Find the word "effects" in the records below. List each line containing it.

- **RECORDS FOR PROCESSING**
========
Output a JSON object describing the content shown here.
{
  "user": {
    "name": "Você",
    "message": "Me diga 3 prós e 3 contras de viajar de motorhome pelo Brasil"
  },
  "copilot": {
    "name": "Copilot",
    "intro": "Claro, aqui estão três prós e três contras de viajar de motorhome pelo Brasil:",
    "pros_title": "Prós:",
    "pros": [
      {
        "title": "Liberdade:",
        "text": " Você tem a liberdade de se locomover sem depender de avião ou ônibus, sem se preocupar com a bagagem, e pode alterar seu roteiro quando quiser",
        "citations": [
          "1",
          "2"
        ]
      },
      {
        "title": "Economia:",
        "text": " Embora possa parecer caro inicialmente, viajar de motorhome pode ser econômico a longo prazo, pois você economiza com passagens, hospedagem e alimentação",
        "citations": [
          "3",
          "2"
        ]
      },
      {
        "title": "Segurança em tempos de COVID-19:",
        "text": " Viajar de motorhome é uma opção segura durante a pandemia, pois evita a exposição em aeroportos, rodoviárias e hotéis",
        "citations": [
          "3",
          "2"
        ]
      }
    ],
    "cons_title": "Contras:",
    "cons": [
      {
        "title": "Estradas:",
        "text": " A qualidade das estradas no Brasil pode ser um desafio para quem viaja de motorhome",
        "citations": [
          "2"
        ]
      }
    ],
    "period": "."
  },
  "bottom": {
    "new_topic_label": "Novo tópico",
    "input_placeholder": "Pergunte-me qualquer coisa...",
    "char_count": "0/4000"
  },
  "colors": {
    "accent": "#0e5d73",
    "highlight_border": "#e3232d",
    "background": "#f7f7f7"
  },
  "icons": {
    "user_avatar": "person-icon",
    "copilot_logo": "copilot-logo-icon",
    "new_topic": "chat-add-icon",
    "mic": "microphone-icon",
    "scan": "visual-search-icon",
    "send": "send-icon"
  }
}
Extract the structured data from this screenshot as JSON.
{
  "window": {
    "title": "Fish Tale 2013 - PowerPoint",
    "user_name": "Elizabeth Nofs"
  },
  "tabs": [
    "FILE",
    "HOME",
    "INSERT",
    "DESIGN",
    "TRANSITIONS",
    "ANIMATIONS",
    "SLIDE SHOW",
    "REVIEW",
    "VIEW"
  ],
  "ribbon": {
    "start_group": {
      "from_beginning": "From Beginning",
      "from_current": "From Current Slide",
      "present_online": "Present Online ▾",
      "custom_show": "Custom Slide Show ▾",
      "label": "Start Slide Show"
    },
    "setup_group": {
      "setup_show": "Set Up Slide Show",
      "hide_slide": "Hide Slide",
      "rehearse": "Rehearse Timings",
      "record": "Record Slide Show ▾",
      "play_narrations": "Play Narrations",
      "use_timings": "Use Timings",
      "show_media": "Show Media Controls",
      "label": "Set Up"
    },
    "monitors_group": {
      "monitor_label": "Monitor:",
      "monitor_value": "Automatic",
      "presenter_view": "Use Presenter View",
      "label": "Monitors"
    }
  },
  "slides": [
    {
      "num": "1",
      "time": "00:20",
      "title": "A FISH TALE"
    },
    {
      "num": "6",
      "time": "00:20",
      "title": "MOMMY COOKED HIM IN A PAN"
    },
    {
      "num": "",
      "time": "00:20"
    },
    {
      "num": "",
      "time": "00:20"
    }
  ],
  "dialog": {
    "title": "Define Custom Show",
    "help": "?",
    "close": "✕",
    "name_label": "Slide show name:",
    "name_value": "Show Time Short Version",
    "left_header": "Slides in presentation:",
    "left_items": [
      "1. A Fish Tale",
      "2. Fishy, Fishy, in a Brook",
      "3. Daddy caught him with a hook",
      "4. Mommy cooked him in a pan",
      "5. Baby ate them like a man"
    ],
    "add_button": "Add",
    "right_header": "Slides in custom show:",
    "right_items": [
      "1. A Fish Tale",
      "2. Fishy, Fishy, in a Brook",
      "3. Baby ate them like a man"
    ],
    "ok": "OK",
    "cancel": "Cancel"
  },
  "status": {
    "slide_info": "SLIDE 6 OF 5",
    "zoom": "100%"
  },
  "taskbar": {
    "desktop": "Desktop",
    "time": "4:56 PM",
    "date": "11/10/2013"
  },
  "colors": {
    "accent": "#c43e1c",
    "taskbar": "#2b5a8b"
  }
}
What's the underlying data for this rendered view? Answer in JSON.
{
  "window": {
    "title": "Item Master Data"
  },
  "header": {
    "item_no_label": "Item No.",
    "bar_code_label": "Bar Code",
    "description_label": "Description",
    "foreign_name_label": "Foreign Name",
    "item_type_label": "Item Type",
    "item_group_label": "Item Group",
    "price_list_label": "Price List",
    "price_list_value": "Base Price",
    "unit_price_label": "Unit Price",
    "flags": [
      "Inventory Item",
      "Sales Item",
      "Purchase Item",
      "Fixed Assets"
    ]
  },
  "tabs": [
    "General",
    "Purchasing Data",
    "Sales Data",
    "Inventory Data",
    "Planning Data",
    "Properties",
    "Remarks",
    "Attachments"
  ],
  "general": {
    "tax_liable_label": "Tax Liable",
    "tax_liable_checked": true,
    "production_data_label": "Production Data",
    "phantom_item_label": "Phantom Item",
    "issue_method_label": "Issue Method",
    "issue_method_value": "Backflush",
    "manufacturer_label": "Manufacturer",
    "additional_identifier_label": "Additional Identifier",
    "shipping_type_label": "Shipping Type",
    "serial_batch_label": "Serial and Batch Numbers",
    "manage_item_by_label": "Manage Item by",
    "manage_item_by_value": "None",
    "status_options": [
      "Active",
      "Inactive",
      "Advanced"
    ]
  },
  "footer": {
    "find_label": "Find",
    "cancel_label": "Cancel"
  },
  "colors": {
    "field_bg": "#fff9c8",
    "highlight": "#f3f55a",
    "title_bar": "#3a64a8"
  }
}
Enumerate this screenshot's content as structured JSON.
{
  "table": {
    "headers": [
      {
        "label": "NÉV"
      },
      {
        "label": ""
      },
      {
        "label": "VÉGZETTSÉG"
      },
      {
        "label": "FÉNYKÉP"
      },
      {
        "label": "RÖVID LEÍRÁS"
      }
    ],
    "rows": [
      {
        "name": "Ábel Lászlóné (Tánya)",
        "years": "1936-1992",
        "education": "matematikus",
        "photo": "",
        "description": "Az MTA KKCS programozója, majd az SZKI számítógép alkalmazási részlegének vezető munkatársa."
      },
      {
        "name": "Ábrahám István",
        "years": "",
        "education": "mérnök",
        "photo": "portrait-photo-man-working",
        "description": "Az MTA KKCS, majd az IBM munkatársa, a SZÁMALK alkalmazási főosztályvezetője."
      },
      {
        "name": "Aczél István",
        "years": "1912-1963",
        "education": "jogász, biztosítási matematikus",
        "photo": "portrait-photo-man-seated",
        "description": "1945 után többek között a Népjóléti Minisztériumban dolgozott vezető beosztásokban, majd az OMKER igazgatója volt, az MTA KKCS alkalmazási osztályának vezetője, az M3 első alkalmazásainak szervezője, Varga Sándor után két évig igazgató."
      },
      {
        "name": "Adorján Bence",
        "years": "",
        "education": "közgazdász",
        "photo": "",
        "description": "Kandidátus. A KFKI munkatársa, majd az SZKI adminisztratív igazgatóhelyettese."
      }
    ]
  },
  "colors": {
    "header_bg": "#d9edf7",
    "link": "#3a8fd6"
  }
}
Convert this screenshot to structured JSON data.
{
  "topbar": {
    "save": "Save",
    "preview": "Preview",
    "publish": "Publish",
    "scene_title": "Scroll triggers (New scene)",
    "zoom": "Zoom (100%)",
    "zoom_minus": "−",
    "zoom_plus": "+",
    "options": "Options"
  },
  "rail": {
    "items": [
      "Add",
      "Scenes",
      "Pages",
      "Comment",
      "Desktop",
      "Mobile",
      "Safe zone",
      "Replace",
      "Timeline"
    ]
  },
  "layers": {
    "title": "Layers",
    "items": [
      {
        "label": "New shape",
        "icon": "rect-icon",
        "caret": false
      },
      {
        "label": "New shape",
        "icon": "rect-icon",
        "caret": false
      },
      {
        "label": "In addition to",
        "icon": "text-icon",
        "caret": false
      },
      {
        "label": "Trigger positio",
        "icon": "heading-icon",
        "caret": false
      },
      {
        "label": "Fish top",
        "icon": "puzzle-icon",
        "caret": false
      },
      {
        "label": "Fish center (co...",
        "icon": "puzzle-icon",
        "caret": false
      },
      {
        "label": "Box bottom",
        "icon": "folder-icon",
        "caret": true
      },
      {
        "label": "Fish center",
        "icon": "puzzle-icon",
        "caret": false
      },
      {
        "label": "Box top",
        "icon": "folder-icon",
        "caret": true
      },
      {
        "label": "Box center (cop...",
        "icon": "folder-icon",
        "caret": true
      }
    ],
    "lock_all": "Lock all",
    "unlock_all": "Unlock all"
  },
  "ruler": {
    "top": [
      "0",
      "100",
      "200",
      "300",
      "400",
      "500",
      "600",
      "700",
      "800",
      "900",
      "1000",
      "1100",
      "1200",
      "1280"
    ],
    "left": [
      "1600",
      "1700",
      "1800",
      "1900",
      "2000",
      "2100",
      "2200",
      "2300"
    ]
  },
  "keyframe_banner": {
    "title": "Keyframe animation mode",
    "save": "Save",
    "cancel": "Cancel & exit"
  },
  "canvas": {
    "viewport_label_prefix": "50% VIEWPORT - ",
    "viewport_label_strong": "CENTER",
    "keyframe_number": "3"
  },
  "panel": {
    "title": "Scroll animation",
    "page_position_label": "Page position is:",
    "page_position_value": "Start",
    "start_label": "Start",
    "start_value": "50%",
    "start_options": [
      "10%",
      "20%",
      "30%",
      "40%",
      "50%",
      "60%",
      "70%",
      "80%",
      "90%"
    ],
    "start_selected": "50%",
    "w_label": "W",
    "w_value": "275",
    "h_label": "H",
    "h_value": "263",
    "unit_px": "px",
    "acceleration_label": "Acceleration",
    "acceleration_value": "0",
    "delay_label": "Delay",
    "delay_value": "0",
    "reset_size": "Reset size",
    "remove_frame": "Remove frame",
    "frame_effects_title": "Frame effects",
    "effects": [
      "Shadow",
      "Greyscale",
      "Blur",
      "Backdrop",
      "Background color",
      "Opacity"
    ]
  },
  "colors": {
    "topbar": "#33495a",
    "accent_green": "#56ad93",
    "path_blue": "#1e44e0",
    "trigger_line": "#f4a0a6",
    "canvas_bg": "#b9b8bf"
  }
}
========
- **EXERCISE OUTPUT**
    "frame_effects_title": "Frame effects",
    "effects": [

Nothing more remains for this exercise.